# Task directions
Reproduce every line in the listing that contains the word "Tune".

# Record list
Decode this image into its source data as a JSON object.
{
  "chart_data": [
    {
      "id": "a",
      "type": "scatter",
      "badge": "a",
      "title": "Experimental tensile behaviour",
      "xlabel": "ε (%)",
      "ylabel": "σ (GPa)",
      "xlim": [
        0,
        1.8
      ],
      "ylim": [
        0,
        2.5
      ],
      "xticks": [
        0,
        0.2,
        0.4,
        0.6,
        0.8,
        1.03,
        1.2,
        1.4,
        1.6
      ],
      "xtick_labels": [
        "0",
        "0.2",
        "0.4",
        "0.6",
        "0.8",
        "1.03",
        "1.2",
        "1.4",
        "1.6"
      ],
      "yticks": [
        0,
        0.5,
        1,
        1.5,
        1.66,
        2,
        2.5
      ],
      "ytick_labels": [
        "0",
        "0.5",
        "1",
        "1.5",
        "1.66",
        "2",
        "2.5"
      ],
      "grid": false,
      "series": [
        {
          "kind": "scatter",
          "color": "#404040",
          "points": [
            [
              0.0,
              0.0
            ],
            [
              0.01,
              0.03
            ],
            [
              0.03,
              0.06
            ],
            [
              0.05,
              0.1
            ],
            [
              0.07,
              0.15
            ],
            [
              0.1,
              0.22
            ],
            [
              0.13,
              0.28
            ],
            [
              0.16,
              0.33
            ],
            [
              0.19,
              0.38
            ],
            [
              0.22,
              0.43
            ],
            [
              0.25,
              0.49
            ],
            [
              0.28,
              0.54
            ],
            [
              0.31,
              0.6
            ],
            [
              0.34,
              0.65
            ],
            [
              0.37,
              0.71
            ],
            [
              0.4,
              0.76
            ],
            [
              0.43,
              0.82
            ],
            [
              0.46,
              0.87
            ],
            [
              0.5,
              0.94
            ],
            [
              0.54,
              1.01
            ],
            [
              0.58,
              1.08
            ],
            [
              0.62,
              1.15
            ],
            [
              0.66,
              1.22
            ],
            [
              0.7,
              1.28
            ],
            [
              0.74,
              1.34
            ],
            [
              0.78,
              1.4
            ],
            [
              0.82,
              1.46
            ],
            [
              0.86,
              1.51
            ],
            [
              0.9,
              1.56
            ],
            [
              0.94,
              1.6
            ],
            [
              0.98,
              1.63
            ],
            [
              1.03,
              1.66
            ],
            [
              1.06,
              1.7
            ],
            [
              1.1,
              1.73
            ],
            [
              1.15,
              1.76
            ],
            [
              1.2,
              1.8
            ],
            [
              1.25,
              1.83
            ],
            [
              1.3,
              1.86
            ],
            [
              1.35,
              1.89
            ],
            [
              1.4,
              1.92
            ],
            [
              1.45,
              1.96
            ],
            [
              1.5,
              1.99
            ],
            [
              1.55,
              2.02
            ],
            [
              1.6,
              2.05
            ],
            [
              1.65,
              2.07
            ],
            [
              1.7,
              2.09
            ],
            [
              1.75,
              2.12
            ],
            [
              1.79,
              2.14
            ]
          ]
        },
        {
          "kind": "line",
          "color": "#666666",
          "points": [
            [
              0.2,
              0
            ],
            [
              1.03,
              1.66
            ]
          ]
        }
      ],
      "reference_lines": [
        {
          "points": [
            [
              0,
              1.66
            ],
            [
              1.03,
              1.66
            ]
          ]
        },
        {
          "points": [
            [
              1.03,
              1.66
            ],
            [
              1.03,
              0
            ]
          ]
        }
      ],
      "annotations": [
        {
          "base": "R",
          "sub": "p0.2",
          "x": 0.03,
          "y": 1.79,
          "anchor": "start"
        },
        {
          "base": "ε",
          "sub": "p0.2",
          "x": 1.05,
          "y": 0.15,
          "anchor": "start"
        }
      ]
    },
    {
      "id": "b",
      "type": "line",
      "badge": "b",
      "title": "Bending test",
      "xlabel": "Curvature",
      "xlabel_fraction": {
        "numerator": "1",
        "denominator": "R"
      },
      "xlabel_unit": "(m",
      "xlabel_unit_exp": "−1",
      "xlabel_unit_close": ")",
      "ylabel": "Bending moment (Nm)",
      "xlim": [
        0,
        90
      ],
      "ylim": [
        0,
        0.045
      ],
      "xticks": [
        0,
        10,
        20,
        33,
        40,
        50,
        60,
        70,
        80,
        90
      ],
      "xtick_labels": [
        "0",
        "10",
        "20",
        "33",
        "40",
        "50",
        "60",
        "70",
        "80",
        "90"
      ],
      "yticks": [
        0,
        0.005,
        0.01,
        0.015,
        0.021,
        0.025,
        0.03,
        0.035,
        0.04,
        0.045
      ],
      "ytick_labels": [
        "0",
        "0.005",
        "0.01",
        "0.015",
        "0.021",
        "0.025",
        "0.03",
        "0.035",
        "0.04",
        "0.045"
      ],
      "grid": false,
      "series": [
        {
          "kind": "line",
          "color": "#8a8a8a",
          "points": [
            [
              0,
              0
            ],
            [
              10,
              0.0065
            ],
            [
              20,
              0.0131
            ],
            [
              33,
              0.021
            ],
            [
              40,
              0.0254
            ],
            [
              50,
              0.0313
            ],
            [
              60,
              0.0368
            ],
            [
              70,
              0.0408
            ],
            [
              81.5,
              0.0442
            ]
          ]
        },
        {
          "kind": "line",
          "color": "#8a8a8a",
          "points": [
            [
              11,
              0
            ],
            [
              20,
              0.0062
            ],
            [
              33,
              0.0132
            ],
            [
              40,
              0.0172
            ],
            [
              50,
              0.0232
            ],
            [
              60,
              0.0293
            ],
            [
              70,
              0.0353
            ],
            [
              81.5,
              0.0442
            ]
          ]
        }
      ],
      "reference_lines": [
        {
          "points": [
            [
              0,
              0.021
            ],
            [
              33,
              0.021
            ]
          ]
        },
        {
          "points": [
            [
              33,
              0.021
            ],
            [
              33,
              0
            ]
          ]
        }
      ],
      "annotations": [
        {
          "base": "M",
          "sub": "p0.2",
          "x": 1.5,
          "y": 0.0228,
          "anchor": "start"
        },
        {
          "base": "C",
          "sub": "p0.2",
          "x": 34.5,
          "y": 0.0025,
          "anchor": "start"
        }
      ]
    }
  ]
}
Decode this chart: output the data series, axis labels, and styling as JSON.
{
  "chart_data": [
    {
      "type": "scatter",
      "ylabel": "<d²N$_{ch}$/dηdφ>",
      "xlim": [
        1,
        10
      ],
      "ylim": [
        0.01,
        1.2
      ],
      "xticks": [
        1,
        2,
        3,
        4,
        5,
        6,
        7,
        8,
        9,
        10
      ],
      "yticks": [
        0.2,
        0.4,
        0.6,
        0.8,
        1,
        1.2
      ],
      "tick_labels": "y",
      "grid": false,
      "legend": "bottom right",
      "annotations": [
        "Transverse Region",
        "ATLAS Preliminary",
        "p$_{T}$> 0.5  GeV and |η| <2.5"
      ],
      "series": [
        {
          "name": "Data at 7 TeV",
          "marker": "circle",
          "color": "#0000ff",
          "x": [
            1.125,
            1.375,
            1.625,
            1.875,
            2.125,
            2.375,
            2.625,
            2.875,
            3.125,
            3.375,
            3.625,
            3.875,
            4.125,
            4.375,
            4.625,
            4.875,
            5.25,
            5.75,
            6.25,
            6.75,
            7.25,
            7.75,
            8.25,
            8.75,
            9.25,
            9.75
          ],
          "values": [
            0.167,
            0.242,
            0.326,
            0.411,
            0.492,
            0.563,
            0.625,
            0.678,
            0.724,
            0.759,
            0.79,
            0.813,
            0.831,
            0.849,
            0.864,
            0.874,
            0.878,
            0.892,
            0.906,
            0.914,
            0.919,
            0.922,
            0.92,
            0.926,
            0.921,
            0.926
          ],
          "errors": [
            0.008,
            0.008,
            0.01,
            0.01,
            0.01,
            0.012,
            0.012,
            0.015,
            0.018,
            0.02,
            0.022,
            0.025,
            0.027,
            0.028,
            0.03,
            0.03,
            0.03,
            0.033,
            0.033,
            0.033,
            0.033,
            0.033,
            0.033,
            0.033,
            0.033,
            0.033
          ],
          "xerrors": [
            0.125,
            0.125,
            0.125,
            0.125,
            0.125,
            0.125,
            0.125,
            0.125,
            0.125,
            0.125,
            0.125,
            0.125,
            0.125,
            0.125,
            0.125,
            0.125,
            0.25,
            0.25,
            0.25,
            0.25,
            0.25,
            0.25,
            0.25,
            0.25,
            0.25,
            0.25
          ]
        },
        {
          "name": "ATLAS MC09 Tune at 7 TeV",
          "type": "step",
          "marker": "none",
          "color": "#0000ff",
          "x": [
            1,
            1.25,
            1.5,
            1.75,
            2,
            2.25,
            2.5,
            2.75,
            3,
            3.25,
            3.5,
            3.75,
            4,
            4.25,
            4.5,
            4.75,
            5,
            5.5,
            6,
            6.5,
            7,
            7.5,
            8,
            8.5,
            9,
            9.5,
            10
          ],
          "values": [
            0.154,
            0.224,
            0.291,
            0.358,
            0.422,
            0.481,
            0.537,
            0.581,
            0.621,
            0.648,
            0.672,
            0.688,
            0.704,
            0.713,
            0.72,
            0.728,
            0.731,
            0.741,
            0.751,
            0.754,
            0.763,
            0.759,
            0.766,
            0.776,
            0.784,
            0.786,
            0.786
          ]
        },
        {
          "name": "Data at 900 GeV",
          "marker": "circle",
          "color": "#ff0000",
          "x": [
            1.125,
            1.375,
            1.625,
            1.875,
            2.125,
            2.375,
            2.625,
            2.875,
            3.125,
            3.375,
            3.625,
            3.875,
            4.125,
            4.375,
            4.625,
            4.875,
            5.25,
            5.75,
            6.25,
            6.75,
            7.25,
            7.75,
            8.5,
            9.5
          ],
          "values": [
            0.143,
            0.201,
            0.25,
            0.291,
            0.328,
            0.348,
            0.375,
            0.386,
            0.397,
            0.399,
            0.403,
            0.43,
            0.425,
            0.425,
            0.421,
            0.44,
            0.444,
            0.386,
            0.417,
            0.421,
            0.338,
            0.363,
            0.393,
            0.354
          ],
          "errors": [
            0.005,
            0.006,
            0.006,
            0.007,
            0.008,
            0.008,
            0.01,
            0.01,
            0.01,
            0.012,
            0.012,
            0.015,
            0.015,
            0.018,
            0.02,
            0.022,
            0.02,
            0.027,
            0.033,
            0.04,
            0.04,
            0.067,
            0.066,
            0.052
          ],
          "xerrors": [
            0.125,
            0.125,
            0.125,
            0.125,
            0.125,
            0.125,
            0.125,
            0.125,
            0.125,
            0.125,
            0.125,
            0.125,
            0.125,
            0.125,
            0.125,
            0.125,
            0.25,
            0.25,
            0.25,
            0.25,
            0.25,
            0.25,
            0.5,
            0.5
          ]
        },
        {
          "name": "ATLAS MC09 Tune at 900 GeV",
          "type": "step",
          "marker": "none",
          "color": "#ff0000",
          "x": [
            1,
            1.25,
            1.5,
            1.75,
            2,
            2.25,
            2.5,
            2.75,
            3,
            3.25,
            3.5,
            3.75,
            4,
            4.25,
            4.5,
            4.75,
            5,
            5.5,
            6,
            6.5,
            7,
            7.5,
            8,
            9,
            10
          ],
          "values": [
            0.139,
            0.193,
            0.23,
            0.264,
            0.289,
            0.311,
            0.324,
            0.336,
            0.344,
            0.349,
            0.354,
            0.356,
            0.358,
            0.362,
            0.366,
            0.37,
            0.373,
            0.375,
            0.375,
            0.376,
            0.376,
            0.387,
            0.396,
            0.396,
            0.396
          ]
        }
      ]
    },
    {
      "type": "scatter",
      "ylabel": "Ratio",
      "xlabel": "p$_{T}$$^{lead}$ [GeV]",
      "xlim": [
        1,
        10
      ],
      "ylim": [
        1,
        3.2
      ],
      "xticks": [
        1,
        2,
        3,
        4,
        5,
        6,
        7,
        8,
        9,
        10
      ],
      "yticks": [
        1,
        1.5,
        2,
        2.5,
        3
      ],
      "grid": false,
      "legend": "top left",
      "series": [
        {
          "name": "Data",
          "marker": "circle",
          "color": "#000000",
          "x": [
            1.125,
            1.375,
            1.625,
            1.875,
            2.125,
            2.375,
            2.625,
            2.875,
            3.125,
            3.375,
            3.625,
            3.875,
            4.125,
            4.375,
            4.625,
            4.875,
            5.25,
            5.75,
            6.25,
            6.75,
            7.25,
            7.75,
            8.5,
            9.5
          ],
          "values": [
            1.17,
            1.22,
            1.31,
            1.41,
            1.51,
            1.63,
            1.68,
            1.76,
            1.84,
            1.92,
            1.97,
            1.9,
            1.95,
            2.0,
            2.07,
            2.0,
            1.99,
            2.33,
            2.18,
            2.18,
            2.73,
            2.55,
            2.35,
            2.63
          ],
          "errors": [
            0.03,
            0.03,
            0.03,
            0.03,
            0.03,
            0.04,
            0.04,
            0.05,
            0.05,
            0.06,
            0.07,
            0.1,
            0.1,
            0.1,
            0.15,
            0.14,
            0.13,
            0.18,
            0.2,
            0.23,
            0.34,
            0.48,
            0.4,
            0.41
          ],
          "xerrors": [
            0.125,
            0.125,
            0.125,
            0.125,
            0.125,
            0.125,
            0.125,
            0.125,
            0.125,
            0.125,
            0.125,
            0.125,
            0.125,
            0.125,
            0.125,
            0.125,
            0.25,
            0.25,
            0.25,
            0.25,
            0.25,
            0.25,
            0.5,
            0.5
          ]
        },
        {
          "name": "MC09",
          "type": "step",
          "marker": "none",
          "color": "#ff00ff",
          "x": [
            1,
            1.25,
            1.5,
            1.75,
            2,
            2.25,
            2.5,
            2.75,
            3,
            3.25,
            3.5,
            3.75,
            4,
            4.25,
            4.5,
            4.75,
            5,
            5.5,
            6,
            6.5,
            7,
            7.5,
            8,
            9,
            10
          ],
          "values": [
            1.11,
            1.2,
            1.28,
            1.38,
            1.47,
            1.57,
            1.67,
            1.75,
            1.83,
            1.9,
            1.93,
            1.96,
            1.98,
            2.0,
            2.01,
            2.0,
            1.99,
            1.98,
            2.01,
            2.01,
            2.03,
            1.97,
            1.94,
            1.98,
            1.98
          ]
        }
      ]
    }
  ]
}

# Written answer
          "name": "ATLAS MC09 Tune at 7 TeV",
          "name": "ATLAS MC09 Tune at 900 GeV",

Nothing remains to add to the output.